• _TASK REQUIREMENTS_
Repeat the listing exactly as given, omitting every image.

Rows from a figure dataset:
** BEGIN **

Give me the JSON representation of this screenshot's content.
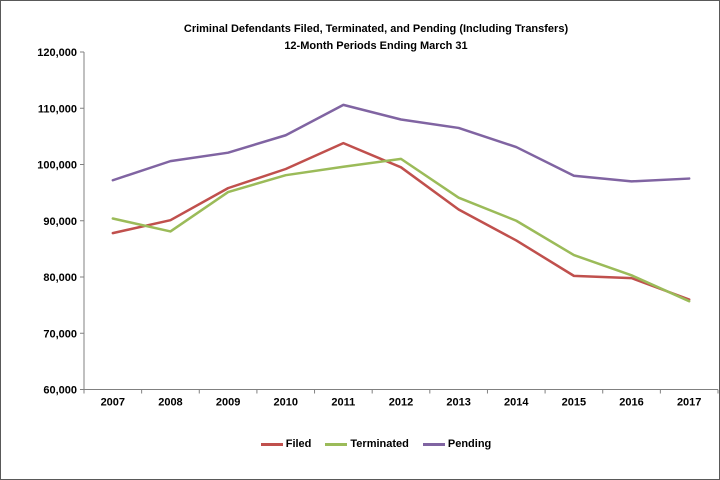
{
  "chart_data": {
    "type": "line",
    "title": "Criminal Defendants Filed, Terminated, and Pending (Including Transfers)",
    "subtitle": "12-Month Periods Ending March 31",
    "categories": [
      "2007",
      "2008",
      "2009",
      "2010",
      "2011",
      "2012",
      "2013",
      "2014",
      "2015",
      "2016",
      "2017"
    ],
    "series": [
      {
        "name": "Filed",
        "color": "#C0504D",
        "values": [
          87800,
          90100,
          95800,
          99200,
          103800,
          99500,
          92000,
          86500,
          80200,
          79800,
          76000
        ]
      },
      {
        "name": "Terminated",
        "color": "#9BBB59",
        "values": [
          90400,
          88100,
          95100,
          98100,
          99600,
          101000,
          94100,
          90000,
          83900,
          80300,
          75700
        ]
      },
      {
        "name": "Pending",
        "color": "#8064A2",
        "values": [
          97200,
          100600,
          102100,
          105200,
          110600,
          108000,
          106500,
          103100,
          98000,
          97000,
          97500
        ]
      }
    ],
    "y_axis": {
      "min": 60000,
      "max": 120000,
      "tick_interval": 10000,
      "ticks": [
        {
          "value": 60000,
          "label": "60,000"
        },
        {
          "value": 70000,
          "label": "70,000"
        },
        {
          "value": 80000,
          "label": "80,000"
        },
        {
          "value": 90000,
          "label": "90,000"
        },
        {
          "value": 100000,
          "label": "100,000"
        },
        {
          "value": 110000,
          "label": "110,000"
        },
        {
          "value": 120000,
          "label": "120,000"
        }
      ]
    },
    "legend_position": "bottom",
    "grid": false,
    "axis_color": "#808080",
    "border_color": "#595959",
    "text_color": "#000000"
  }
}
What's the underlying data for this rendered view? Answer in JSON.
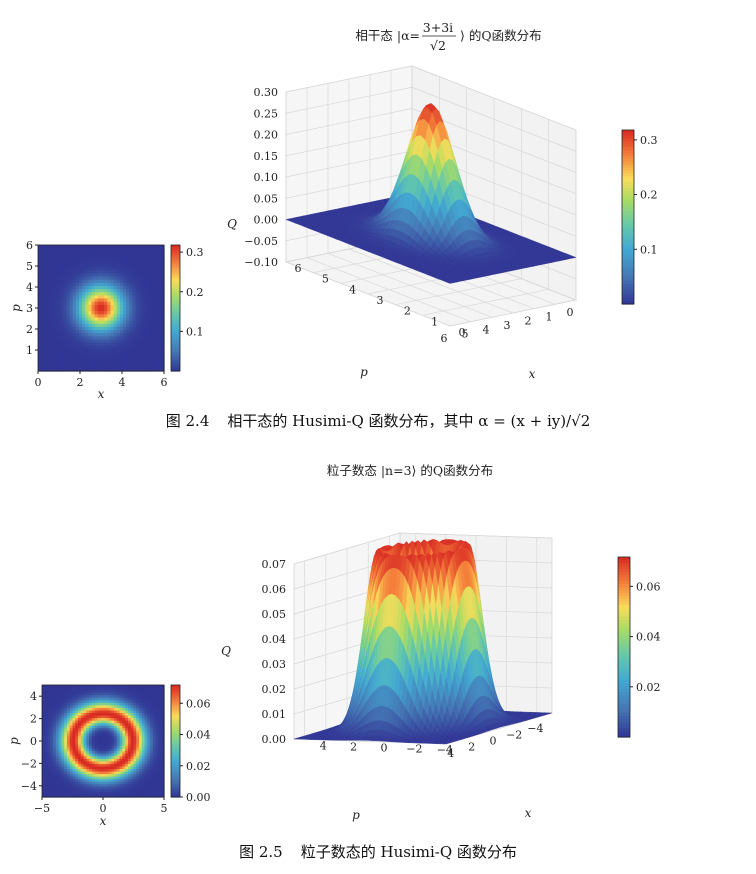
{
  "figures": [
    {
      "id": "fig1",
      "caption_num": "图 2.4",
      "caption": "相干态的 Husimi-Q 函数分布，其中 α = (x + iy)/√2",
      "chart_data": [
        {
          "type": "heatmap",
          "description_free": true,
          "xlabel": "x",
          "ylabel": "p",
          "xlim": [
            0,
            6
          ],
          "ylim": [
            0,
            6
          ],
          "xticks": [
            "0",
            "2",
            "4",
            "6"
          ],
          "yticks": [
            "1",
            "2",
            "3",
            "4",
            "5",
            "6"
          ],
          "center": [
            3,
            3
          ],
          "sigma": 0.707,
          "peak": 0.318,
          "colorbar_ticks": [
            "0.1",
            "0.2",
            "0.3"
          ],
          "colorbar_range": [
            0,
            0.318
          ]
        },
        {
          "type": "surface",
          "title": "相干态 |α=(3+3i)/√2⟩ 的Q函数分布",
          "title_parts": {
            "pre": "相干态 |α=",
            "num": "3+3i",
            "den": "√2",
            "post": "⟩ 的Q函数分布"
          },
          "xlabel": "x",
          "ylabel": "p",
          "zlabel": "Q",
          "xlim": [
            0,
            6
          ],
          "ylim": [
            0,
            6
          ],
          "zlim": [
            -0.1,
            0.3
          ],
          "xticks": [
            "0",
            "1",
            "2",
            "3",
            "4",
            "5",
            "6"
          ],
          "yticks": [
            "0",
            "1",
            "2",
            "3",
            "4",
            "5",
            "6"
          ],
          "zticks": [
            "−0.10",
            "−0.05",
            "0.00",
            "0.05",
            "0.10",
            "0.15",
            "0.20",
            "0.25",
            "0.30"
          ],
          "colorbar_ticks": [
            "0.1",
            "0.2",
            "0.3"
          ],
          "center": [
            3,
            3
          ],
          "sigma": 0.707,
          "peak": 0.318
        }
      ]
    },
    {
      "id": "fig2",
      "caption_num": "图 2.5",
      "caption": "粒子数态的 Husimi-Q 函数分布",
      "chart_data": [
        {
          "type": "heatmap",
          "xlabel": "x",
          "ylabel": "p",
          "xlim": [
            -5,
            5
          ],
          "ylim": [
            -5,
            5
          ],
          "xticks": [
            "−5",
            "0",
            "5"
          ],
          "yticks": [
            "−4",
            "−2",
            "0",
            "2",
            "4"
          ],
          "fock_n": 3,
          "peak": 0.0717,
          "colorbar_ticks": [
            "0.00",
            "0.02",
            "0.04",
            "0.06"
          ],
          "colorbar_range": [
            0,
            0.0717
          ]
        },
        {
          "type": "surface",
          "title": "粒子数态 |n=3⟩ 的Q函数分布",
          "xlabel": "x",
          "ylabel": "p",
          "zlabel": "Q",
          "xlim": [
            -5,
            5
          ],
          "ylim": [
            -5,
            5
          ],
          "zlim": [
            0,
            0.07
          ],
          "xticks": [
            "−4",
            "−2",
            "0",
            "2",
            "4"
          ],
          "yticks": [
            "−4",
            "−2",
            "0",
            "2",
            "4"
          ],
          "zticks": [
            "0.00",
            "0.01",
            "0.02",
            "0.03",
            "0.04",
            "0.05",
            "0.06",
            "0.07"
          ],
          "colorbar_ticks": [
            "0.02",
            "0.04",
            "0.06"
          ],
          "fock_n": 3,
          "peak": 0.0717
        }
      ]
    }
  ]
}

** END **

• _WRITTEN ANSWER_
Give me the JSON representation of this screenshot's content.
{
  "chart_data": {
    "type": "line",
    "title": "Criminal Defendants Filed, Terminated, and Pending (Including Transfers)",
    "subtitle": "12-Month Periods Ending March 31",
    "categories": [
      "2007",
      "2008",
      "2009",
      "2010",
      "2011",
      "2012",
      "2013",
      "2014",
      "2015",
      "2016",
      "2017"
    ],
    "series": [
      {
        "name": "Filed",
        "color": "#C0504D",
        "values": [
          87800,
          90100,
          95800,
          99200,
          103800,
          99500,
          92000,
          86500,
          80200,
          79800,
          76000
        ]
      },
      {
        "name": "Terminated",
        "color": "#9BBB59",
        "values": [
          90400,
          88100,
          95100,
          98100,
          99600,
          101000,
          94100,
          90000,
          83900,
          80300,
          75700
        ]
      },
      {
        "name": "Pending",
        "color": "#8064A2",
        "values": [
          97200,
          100600,
          102100,
          105200,
          110600,
          108000,
          106500,
          103100,
          98000,
          97000,
          97500
        ]
      }
    ],
    "y_axis": {
      "min": 60000,
      "max": 120000,
      "tick_interval": 10000,
      "ticks": [
        {
          "value": 60000,
          "label": "60,000"
        },
        {
          "value": 70000,
          "label": "70,000"
        },
        {
          "value": 80000,
          "label": "80,000"
        },
        {
          "value": 90000,
          "label": "90,000"
        },
        {
          "value": 100000,
          "label": "100,000"
        },
        {
          "value": 110000,
          "label": "110,000"
        },
        {
          "value": 120000,
          "label": "120,000"
        }
      ]
    },
    "legend_position": "bottom",
    "grid": false,
    "axis_color": "#808080",
    "border_color": "#595959",
    "text_color": "#000000"
  }
}
What's the underlying data for this rendered view? Answer in JSON.
{
  "figures": [
    {
      "id": "fig1",
      "caption_num": "图 2.4",
      "caption": "相干态的 Husimi-Q 函数分布，其中 α = (x + iy)/√2",
      "chart_data": [
        {
          "type": "heatmap",
          "description_free": true,
          "xlabel": "x",
          "ylabel": "p",
          "xlim": [
            0,
            6
          ],
          "ylim": [
            0,
            6
          ],
          "xticks": [
            "0",
            "2",
            "4",
            "6"
          ],
          "yticks": [
            "1",
            "2",
            "3",
            "4",
            "5",
            "6"
          ],
          "center": [
            3,
            3
          ],
          "sigma": 0.707,
          "peak": 0.318,
          "colorbar_ticks": [
            "0.1",
            "0.2",
            "0.3"
          ],
          "colorbar_range": [
            0,
            0.318
          ]
        },
        {
          "type": "surface",
          "title": "相干态 |α=(3+3i)/√2⟩ 的Q函数分布",
          "title_parts": {
            "pre": "相干态 |α=",
            "num": "3+3i",
            "den": "√2",
            "post": "⟩ 的Q函数分布"
          },
          "xlabel": "x",
          "ylabel": "p",
          "zlabel": "Q",
          "xlim": [
            0,
            6
          ],
          "ylim": [
            0,
            6
          ],
          "zlim": [
            -0.1,
            0.3
          ],
          "xticks": [
            "0",
            "1",
            "2",
            "3",
            "4",
            "5",
            "6"
          ],
          "yticks": [
            "0",
            "1",
            "2",
            "3",
            "4",
            "5",
            "6"
          ],
          "zticks": [
            "−0.10",
            "−0.05",
            "0.00",
            "0.05",
            "0.10",
            "0.15",
            "0.20",
            "0.25",
            "0.30"
          ],
          "colorbar_ticks": [
            "0.1",
            "0.2",
            "0.3"
          ],
          "center": [
            3,
            3
          ],
          "sigma": 0.707,
          "peak": 0.318
        }
      ]
    },
    {
      "id": "fig2",
      "caption_num": "图 2.5",
      "caption": "粒子数态的 Husimi-Q 函数分布",
      "chart_data": [
        {
          "type": "heatmap",
          "xlabel": "x",
          "ylabel": "p",
          "xlim": [
            -5,
            5
          ],
          "ylim": [
            -5,
            5
          ],
          "xticks": [
            "−5",
            "0",
            "5"
          ],
          "yticks": [
            "−4",
            "−2",
            "0",
            "2",
            "4"
          ],
          "fock_n": 3,
          "peak": 0.0717,
          "colorbar_ticks": [
            "0.00",
            "0.02",
            "0.04",
            "0.06"
          ],
          "colorbar_range": [
            0,
            0.0717
          ]
        },
        {
          "type": "surface",
          "title": "粒子数态 |n=3⟩ 的Q函数分布",
          "xlabel": "x",
          "ylabel": "p",
          "zlabel": "Q",
          "xlim": [
            -5,
            5
          ],
          "ylim": [
            -5,
            5
          ],
          "zlim": [
            0,
            0.07
          ],
          "xticks": [
            "−4",
            "−2",
            "0",
            "2",
            "4"
          ],
          "yticks": [
            "−4",
            "−2",
            "0",
            "2",
            "4"
          ],
          "zticks": [
            "0.00",
            "0.01",
            "0.02",
            "0.03",
            "0.04",
            "0.05",
            "0.06",
            "0.07"
          ],
          "colorbar_ticks": [
            "0.02",
            "0.04",
            "0.06"
          ],
          "fock_n": 3,
          "peak": 0.0717
        }
      ]
    }
  ]
}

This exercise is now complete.